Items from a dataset
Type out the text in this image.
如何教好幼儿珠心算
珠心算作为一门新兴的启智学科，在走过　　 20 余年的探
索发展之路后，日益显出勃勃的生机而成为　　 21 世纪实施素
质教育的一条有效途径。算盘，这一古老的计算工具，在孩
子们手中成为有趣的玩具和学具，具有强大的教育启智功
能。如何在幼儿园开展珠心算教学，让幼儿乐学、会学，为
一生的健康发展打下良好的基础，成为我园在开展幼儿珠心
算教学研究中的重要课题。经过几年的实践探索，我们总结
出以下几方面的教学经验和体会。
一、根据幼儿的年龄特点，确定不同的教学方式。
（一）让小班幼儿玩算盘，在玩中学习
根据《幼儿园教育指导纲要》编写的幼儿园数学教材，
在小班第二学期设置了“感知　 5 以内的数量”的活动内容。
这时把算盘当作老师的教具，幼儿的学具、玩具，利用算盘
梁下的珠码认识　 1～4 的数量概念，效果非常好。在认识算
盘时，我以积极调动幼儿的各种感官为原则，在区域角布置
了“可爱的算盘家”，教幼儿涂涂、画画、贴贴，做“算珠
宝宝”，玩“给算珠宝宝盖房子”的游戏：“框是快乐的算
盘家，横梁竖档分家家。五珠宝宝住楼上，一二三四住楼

Given request = All the data must be duplicated exactly, with nothing added or removed.

Full answer =
Type out the text in this image.
如何教好幼儿珠心算
珠心算作为一门新兴的启智学科，在走过　　 20 余年的探
索发展之路后，日益显出勃勃的生机而成为　　 21 世纪实施素
质教育的一条有效途径。算盘，这一古老的计算工具，在孩
子们手中成为有趣的玩具和学具，具有强大的教育启智功
能。如何在幼儿园开展珠心算教学，让幼儿乐学、会学，为
一生的健康发展打下良好的基础，成为我园在开展幼儿珠心
算教学研究中的重要课题。经过几年的实践探索，我们总结
出以下几方面的教学经验和体会。
一、根据幼儿的年龄特点，确定不同的教学方式。
（一）让小班幼儿玩算盘，在玩中学习
根据《幼儿园教育指导纲要》编写的幼儿园数学教材，
在小班第二学期设置了“感知　 5 以内的数量”的活动内容。
这时把算盘当作老师的教具，幼儿的学具、玩具，利用算盘
梁下的珠码认识　 1～4 的数量概念，效果非常好。在认识算
盘时，我以积极调动幼儿的各种感官为原则，在区域角布置
了“可爱的算盘家”，教幼儿涂涂、画画、贴贴，做“算珠
宝宝”，玩“给算珠宝宝盖房子”的游戏：“框是快乐的算
盘家，横梁竖档分家家。五珠宝宝住楼上，一二三四住楼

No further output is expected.